**The exercise**
Return each line of the records holding the string "ylabel".

━━━━━ Items ━━━━━

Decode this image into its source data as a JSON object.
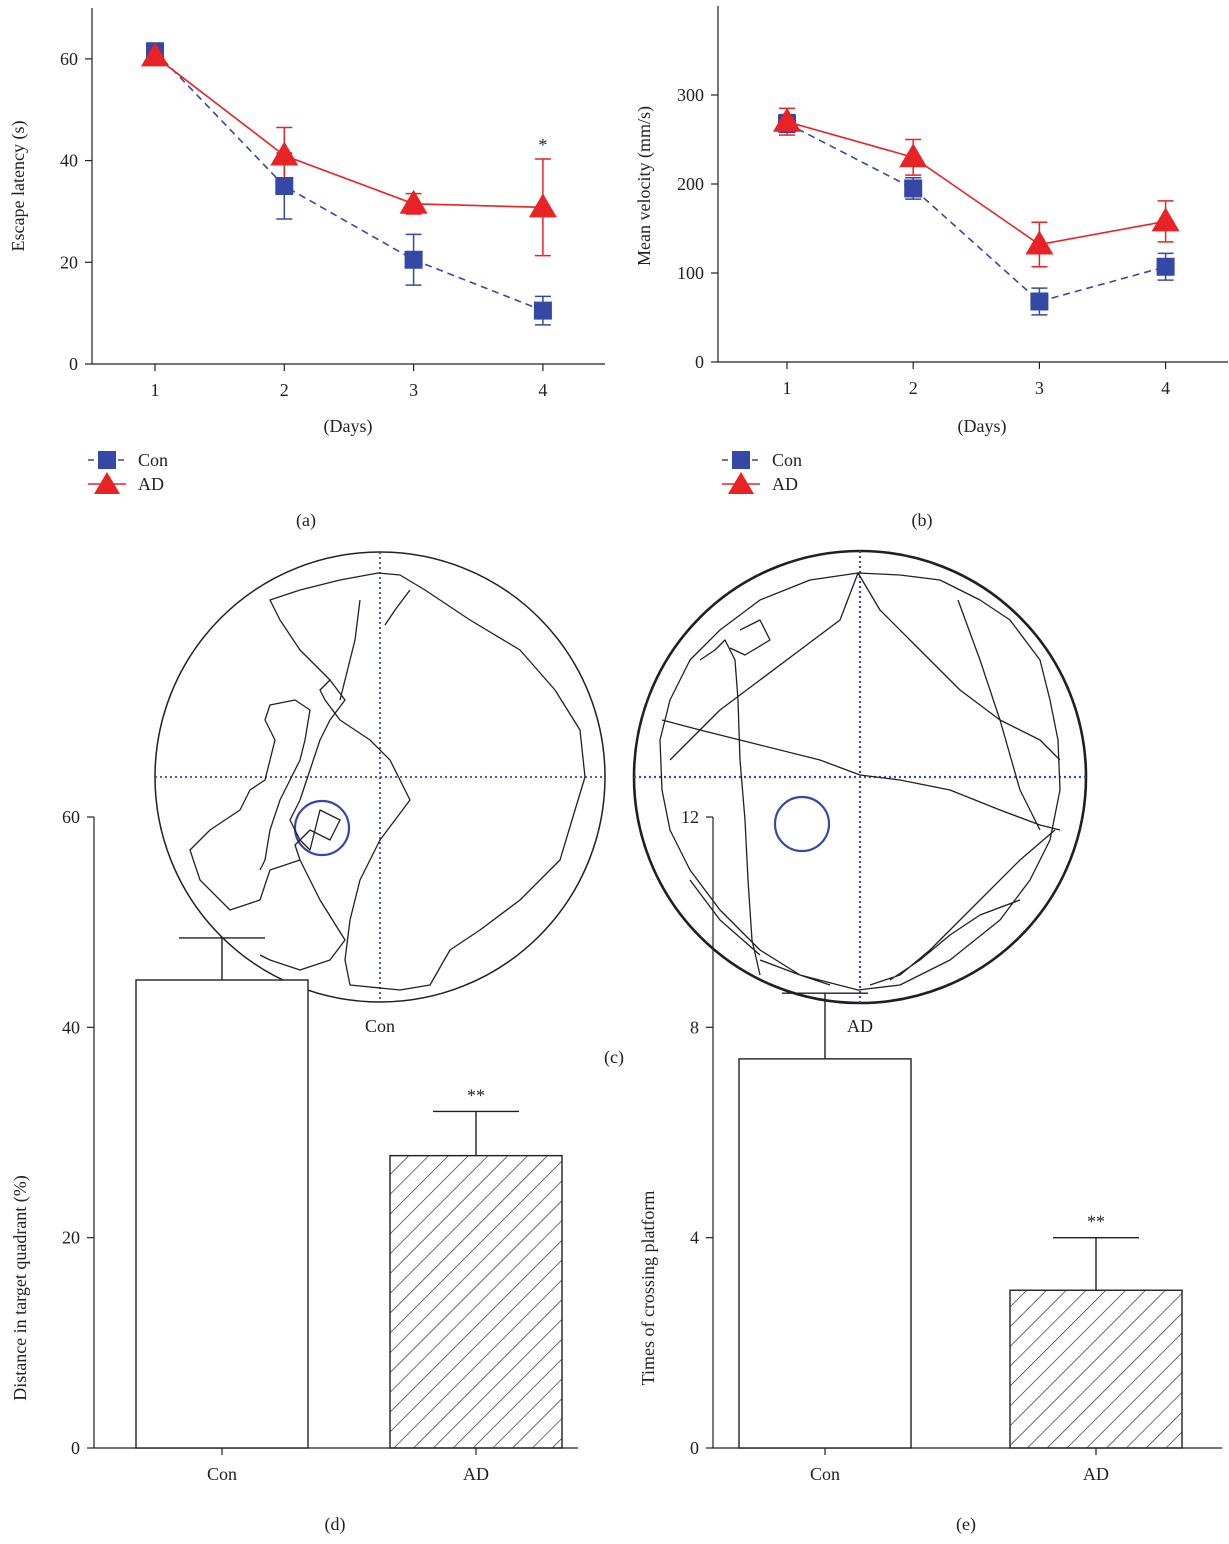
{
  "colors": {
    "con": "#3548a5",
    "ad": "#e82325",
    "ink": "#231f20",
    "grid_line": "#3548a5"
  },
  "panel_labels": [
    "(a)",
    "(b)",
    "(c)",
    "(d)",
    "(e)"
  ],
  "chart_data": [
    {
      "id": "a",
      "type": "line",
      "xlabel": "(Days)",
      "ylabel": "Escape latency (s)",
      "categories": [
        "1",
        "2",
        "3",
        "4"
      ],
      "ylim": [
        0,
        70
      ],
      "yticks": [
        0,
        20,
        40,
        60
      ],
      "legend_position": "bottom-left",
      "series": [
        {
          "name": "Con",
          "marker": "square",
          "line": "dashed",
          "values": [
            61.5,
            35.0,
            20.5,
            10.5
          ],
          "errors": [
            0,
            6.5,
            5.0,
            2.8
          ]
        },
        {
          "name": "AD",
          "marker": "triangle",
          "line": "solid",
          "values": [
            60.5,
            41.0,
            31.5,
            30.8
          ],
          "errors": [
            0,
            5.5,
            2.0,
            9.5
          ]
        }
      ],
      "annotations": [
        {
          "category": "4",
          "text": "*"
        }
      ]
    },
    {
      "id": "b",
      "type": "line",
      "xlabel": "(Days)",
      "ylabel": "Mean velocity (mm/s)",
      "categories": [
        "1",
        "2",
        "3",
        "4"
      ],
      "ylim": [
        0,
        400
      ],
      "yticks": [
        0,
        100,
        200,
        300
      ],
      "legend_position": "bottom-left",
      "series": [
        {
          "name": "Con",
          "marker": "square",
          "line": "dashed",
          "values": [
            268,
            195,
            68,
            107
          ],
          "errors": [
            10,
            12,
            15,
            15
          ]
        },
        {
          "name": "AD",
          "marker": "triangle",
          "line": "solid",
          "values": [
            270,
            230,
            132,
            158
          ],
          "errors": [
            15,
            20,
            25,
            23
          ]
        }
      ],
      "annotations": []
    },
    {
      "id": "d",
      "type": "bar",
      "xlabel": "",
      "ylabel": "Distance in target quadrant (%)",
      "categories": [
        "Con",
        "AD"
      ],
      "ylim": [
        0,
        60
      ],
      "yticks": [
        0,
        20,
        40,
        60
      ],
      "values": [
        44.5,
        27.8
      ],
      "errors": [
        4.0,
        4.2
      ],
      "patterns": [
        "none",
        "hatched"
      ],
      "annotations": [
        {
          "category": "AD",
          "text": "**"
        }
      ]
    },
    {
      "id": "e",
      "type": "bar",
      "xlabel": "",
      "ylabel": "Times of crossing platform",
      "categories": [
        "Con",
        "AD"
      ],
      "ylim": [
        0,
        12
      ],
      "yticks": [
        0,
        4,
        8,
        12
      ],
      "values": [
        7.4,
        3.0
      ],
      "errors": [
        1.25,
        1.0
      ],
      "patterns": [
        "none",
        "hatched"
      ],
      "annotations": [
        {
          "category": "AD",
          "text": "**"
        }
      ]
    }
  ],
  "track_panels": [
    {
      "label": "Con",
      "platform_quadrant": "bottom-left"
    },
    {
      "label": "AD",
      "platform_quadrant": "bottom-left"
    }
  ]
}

━━━━━
━━━━━ Items ━━━━━

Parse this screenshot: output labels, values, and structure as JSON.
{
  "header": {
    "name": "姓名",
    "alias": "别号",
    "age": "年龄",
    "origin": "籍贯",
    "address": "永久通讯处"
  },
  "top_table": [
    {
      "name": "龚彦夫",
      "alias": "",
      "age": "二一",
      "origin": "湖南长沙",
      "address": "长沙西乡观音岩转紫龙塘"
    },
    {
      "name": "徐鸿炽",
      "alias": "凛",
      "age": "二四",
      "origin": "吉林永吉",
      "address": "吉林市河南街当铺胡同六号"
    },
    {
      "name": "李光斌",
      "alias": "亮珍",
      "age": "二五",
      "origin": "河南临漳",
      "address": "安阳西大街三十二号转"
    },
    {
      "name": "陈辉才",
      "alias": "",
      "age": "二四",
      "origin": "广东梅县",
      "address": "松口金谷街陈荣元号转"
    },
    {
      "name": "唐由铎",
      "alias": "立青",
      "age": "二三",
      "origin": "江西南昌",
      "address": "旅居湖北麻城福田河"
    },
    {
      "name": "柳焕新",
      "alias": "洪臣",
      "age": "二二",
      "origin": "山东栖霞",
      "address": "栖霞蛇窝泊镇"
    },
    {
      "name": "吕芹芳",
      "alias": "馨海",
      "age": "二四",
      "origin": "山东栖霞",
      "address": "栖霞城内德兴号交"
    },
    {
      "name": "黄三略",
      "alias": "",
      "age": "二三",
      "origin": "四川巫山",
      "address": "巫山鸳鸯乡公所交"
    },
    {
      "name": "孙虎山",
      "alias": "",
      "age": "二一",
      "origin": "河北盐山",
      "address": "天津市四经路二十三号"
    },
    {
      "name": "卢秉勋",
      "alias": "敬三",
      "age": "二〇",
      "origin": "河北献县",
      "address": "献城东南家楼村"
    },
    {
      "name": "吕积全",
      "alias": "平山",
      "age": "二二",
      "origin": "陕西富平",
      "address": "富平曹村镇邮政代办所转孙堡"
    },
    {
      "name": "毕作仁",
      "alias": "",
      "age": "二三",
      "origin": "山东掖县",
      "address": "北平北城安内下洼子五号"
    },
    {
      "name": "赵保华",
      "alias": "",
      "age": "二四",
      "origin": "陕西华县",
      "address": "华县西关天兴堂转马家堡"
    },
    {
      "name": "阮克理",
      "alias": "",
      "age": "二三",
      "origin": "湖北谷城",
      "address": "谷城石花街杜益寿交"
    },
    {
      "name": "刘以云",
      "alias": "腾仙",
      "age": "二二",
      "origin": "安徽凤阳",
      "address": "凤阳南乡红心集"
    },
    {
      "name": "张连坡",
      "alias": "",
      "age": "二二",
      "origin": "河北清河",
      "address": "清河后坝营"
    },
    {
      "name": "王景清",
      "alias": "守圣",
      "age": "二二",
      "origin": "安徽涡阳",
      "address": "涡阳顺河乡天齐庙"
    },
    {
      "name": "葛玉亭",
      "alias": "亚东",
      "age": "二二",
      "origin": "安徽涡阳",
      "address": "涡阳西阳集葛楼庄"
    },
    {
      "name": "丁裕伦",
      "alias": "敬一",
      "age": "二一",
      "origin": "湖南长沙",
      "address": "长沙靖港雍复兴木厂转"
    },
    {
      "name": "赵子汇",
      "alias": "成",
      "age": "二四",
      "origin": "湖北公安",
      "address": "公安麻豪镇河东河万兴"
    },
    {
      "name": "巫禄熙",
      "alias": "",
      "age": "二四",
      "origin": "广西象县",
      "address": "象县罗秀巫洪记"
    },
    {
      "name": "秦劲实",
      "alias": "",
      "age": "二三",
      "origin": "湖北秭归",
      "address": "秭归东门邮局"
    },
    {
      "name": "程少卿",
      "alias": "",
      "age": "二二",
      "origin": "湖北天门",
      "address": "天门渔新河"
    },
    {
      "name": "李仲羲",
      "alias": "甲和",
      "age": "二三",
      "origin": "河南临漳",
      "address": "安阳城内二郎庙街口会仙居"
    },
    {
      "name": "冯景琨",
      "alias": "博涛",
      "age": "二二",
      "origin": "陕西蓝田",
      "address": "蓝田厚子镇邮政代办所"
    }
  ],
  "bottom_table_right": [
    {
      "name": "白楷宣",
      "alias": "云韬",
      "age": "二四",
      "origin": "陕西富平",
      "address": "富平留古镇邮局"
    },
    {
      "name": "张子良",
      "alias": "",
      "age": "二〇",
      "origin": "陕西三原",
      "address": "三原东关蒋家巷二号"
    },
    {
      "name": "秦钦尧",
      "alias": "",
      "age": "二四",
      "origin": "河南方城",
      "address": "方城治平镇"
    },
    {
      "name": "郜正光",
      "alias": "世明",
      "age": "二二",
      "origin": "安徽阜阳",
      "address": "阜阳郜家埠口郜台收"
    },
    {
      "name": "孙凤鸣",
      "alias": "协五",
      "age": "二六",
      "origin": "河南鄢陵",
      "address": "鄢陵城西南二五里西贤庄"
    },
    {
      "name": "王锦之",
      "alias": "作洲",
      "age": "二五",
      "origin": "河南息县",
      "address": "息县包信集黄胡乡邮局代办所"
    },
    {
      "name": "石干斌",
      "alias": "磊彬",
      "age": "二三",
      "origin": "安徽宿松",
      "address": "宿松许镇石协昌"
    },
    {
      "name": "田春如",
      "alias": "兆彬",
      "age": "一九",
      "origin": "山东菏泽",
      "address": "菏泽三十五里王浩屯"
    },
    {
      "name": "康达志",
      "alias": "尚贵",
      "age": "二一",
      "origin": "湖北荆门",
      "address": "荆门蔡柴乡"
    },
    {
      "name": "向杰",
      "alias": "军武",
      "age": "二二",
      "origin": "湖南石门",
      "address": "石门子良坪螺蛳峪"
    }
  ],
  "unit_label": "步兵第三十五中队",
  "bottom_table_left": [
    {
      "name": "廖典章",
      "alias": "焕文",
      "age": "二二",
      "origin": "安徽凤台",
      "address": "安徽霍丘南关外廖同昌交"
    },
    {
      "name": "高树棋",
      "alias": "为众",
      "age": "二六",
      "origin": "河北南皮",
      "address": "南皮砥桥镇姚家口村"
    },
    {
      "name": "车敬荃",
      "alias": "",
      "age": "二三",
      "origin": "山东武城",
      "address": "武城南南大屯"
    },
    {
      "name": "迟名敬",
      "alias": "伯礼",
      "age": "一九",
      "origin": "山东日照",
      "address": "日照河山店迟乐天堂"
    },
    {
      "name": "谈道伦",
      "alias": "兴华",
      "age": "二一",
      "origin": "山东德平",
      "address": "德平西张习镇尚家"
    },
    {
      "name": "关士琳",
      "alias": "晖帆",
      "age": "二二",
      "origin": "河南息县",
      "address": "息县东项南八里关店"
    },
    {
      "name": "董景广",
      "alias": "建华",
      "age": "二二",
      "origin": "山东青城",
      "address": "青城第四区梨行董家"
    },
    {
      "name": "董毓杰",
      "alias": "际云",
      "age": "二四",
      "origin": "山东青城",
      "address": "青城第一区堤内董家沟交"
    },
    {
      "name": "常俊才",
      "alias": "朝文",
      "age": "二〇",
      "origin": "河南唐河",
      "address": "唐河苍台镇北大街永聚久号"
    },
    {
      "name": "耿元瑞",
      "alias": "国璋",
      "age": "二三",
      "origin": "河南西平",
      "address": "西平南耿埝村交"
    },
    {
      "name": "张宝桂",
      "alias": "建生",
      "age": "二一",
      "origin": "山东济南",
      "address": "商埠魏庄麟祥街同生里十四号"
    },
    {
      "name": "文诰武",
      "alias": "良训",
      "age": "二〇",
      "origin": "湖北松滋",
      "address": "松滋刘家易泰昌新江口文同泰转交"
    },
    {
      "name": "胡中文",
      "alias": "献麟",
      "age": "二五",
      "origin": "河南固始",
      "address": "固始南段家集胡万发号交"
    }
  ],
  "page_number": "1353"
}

━━━━━

**Worked answer**
      "ylabel": "Escape latency (s)",
      "ylabel": "Mean velocity (mm/s)",
      "ylabel": "Distance in target quadrant (%)",
      "ylabel": "Times of crossing platform",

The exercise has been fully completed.